Stored data entries:
****************

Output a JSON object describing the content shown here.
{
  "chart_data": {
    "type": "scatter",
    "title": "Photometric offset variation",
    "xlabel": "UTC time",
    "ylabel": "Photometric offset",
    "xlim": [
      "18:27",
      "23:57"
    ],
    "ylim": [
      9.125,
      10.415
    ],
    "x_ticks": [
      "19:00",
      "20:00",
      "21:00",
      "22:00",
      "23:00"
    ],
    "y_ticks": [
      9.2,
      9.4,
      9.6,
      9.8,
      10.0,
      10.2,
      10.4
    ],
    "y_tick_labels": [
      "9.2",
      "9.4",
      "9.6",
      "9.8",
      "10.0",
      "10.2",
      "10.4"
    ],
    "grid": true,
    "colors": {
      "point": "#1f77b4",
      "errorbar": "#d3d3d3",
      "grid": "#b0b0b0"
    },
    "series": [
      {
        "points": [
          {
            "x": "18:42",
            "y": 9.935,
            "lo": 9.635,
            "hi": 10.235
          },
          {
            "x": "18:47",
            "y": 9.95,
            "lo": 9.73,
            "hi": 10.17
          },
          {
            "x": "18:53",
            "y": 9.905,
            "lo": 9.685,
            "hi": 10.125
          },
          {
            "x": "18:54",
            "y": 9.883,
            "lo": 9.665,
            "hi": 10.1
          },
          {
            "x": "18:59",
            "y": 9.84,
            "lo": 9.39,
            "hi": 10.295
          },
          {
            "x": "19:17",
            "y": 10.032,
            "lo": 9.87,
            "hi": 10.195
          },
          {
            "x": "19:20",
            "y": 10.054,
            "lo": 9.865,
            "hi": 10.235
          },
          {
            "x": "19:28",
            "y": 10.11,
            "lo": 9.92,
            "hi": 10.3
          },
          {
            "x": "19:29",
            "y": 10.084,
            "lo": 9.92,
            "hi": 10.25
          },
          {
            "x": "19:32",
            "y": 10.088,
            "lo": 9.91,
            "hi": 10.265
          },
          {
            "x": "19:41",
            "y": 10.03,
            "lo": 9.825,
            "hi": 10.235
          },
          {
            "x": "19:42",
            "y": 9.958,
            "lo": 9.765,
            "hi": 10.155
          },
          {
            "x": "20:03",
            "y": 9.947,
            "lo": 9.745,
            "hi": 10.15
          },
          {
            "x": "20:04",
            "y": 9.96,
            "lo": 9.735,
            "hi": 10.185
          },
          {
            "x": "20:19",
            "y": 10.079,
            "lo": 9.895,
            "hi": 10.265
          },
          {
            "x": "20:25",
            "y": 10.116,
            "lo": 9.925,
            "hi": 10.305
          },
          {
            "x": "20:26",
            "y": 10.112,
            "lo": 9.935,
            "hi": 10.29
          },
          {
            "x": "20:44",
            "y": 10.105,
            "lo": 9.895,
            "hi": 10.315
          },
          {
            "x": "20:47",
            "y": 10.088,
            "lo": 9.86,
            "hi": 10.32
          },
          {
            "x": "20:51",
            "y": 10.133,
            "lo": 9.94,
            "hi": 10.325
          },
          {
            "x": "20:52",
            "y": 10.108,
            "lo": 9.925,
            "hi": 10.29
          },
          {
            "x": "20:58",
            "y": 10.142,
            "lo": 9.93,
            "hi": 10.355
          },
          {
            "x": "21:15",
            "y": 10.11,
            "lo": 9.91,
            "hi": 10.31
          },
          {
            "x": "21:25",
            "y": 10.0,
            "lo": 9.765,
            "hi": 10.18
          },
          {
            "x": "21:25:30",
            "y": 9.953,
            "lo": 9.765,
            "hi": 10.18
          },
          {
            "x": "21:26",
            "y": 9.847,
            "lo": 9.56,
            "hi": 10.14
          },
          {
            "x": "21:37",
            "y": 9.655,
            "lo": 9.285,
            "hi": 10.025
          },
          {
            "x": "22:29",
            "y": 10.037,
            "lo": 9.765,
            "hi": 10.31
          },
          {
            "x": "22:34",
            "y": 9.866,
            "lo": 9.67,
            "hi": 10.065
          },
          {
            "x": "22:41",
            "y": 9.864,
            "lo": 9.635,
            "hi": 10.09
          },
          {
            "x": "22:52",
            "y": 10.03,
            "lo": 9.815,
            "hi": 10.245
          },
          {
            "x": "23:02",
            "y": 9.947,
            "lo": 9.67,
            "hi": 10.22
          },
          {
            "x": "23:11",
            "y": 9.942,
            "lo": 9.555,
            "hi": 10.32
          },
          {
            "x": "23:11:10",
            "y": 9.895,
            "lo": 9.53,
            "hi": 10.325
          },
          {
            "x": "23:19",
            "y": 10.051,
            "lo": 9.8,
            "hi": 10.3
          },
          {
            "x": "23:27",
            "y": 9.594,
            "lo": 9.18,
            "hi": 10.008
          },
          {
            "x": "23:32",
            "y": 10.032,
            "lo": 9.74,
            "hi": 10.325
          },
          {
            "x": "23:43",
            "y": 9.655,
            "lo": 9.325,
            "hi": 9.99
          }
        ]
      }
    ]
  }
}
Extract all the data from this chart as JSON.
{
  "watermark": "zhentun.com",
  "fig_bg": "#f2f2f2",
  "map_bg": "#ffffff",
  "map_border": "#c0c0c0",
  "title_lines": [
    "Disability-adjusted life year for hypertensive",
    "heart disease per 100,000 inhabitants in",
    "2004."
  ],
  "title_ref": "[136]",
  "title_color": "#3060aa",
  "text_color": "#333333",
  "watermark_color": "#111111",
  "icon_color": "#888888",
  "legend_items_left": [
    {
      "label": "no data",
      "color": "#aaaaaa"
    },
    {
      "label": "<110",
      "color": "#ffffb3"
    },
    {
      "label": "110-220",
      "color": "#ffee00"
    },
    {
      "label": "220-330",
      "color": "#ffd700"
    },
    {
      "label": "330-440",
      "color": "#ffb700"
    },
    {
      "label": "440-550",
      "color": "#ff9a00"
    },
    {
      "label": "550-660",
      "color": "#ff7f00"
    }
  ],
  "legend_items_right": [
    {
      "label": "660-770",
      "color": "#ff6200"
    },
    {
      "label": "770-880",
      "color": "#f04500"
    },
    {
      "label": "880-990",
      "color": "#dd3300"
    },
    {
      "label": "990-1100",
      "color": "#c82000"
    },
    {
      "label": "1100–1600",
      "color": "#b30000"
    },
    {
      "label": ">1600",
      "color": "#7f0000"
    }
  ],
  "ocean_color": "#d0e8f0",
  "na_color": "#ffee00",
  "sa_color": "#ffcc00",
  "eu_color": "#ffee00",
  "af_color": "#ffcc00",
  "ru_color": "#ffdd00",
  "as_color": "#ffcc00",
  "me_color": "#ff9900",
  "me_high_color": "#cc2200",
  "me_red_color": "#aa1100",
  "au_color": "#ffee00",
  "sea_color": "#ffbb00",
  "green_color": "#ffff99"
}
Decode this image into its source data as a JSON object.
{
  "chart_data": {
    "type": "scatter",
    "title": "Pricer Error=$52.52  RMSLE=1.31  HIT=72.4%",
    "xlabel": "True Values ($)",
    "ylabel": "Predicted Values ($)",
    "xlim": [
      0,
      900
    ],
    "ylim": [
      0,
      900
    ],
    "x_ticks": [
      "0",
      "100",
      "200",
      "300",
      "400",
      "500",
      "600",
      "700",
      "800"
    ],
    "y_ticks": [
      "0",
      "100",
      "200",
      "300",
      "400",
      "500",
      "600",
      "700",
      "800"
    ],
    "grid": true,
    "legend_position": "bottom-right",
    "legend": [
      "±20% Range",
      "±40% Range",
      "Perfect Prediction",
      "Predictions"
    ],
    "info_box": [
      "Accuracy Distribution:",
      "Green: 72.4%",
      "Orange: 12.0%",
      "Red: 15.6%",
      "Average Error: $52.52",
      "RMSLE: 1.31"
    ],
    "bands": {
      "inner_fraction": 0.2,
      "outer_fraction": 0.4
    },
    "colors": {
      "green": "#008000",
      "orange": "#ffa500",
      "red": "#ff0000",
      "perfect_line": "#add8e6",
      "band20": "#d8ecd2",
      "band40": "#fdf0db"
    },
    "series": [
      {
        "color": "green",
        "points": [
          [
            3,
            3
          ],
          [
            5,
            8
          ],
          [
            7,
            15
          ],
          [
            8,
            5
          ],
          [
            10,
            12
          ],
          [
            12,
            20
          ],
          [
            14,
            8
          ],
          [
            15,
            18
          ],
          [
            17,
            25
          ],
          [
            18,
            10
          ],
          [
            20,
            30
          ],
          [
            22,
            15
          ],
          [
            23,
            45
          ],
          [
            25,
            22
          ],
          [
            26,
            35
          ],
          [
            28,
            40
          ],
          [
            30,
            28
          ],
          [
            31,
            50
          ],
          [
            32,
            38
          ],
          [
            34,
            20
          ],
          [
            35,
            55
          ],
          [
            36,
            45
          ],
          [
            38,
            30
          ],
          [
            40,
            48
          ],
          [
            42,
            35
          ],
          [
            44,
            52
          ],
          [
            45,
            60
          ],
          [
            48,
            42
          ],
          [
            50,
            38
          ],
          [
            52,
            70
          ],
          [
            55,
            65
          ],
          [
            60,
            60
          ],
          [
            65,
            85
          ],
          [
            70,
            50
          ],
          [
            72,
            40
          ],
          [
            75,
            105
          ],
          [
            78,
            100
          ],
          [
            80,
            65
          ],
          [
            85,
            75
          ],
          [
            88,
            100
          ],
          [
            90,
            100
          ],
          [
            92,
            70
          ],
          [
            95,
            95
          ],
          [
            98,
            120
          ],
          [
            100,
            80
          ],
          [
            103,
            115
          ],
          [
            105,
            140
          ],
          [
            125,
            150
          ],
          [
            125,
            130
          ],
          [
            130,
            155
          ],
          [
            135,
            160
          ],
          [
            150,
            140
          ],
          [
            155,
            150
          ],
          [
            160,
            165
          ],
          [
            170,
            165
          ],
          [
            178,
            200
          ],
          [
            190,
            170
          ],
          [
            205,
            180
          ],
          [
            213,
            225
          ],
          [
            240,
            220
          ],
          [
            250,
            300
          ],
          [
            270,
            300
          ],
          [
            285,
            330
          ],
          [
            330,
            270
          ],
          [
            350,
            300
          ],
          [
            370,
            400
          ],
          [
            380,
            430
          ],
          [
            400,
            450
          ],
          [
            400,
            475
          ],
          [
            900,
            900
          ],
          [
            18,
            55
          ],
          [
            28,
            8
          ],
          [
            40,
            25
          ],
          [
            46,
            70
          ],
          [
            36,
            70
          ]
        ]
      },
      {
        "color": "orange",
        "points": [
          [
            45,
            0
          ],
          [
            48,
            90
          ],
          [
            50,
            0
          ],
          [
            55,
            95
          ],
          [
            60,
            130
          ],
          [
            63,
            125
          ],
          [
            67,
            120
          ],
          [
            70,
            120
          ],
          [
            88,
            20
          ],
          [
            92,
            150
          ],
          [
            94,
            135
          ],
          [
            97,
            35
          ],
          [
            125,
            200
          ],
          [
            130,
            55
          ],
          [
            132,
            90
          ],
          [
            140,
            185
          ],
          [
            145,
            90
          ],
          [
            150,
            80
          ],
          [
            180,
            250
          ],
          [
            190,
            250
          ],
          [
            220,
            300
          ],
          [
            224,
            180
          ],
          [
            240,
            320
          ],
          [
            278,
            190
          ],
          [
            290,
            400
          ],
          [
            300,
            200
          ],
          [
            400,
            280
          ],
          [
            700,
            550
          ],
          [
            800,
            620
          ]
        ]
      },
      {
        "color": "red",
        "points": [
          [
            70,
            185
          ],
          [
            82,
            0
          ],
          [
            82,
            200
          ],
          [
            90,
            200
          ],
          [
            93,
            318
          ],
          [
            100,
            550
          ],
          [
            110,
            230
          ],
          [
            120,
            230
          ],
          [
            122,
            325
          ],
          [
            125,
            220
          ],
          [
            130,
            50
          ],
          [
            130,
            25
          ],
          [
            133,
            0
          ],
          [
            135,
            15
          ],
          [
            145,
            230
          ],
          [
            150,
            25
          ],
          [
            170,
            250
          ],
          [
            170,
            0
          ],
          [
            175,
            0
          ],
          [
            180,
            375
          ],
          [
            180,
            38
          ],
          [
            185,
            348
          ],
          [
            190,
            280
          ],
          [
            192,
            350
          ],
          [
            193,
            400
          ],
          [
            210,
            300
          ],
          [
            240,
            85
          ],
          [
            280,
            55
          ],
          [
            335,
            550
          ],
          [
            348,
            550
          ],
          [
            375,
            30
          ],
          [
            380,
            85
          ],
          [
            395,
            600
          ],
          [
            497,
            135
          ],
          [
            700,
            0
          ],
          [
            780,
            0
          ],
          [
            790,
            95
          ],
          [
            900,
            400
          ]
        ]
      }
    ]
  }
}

****************

> [DIRECTIONS] In the records above, how many lines contain the string "ylabel"? State that number only.

> [REPLY TO THE EXERCISE] 2